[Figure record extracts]
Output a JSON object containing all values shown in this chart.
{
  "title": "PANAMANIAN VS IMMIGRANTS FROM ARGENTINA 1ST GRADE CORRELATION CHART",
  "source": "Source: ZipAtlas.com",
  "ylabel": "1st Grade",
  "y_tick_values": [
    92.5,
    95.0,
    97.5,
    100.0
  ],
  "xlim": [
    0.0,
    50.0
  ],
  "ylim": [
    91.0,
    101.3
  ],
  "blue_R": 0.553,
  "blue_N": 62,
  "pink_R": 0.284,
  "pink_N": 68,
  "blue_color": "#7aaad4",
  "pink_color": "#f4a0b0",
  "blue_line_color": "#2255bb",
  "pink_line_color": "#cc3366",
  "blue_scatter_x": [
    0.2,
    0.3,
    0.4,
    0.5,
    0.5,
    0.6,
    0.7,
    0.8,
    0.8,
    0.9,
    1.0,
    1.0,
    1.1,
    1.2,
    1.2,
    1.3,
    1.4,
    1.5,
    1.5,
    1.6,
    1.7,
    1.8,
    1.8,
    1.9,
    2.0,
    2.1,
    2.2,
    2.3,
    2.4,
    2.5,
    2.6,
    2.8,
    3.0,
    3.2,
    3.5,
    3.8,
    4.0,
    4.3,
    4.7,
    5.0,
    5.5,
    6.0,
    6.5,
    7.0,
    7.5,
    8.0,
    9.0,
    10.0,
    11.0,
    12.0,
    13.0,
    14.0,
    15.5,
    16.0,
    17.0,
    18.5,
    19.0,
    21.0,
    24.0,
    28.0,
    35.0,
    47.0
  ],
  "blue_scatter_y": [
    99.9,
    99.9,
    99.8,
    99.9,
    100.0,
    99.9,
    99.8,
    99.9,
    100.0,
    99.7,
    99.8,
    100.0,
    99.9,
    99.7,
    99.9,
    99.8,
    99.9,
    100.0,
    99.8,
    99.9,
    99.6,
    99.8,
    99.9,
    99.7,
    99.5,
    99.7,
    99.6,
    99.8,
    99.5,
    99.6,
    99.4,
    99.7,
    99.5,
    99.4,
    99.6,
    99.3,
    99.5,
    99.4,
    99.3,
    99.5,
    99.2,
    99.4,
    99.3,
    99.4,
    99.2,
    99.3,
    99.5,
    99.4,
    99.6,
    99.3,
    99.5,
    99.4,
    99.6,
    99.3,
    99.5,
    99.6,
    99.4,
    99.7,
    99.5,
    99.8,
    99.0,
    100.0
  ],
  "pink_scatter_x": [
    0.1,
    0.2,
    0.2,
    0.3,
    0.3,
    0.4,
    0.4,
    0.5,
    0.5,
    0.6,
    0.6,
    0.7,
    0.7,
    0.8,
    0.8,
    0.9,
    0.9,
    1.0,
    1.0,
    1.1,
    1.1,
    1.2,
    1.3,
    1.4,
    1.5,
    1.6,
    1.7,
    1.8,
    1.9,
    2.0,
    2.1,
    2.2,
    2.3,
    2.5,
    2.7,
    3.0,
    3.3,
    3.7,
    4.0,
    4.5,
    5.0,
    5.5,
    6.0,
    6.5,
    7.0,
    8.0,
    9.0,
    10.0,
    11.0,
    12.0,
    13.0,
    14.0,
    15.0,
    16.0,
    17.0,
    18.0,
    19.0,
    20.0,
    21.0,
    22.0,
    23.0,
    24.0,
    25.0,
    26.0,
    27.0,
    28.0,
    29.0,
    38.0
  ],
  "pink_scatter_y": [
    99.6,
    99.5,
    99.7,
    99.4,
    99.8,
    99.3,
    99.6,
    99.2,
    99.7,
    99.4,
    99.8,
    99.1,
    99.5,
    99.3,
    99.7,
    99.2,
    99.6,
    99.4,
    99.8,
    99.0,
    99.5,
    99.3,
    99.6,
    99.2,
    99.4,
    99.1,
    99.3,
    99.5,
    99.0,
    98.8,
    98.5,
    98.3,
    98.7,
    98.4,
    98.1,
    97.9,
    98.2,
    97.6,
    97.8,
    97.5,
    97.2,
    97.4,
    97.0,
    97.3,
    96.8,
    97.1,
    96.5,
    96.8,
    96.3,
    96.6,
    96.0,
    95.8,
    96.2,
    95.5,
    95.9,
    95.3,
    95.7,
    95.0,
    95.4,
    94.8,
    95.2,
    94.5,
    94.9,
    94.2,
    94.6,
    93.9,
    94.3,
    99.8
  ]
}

- [Written task]: Copy each record from above exactly, and include every line.

- [Exercise result]:
Output a JSON object containing all values shown in this chart.
{
  "title": "PANAMANIAN VS IMMIGRANTS FROM ARGENTINA 1ST GRADE CORRELATION CHART",
  "source": "Source: ZipAtlas.com",
  "ylabel": "1st Grade",
  "y_tick_values": [
    92.5,
    95.0,
    97.5,
    100.0
  ],
  "xlim": [
    0.0,
    50.0
  ],
  "ylim": [
    91.0,
    101.3
  ],
  "blue_R": 0.553,
  "blue_N": 62,
  "pink_R": 0.284,
  "pink_N": 68,
  "blue_color": "#7aaad4",
  "pink_color": "#f4a0b0",
  "blue_line_color": "#2255bb",
  "pink_line_color": "#cc3366",
  "blue_scatter_x": [
    0.2,
    0.3,
    0.4,
    0.5,
    0.5,
    0.6,
    0.7,
    0.8,
    0.8,
    0.9,
    1.0,
    1.0,
    1.1,
    1.2,
    1.2,
    1.3,
    1.4,
    1.5,
    1.5,
    1.6,
    1.7,
    1.8,
    1.8,
    1.9,
    2.0,
    2.1,
    2.2,
    2.3,
    2.4,
    2.5,
    2.6,
    2.8,
    3.0,
    3.2,
    3.5,
    3.8,
    4.0,
    4.3,
    4.7,
    5.0,
    5.5,
    6.0,
    6.5,
    7.0,
    7.5,
    8.0,
    9.0,
    10.0,
    11.0,
    12.0,
    13.0,
    14.0,
    15.5,
    16.0,
    17.0,
    18.5,
    19.0,
    21.0,
    24.0,
    28.0,
    35.0,
    47.0
  ],
  "blue_scatter_y": [
    99.9,
    99.9,
    99.8,
    99.9,
    100.0,
    99.9,
    99.8,
    99.9,
    100.0,
    99.7,
    99.8,
    100.0,
    99.9,
    99.7,
    99.9,
    99.8,
    99.9,
    100.0,
    99.8,
    99.9,
    99.6,
    99.8,
    99.9,
    99.7,
    99.5,
    99.7,
    99.6,
    99.8,
    99.5,
    99.6,
    99.4,
    99.7,
    99.5,
    99.4,
    99.6,
    99.3,
    99.5,
    99.4,
    99.3,
    99.5,
    99.2,
    99.4,
    99.3,
    99.4,
    99.2,
    99.3,
    99.5,
    99.4,
    99.6,
    99.3,
    99.5,
    99.4,
    99.6,
    99.3,
    99.5,
    99.6,
    99.4,
    99.7,
    99.5,
    99.8,
    99.0,
    100.0
  ],
  "pink_scatter_x": [
    0.1,
    0.2,
    0.2,
    0.3,
    0.3,
    0.4,
    0.4,
    0.5,
    0.5,
    0.6,
    0.6,
    0.7,
    0.7,
    0.8,
    0.8,
    0.9,
    0.9,
    1.0,
    1.0,
    1.1,
    1.1,
    1.2,
    1.3,
    1.4,
    1.5,
    1.6,
    1.7,
    1.8,
    1.9,
    2.0,
    2.1,
    2.2,
    2.3,
    2.5,
    2.7,
    3.0,
    3.3,
    3.7,
    4.0,
    4.5,
    5.0,
    5.5,
    6.0,
    6.5,
    7.0,
    8.0,
    9.0,
    10.0,
    11.0,
    12.0,
    13.0,
    14.0,
    15.0,
    16.0,
    17.0,
    18.0,
    19.0,
    20.0,
    21.0,
    22.0,
    23.0,
    24.0,
    25.0,
    26.0,
    27.0,
    28.0,
    29.0,
    38.0
  ],
  "pink_scatter_y": [
    99.6,
    99.5,
    99.7,
    99.4,
    99.8,
    99.3,
    99.6,
    99.2,
    99.7,
    99.4,
    99.8,
    99.1,
    99.5,
    99.3,
    99.7,
    99.2,
    99.6,
    99.4,
    99.8,
    99.0,
    99.5,
    99.3,
    99.6,
    99.2,
    99.4,
    99.1,
    99.3,
    99.5,
    99.0,
    98.8,
    98.5,
    98.3,
    98.7,
    98.4,
    98.1,
    97.9,
    98.2,
    97.6,
    97.8,
    97.5,
    97.2,
    97.4,
    97.0,
    97.3,
    96.8,
    97.1,
    96.5,
    96.8,
    96.3,
    96.6,
    96.0,
    95.8,
    96.2,
    95.5,
    95.9,
    95.3,
    95.7,
    95.0,
    95.4,
    94.8,
    95.2,
    94.5,
    94.9,
    94.2,
    94.6,
    93.9,
    94.3,
    99.8
  ]
}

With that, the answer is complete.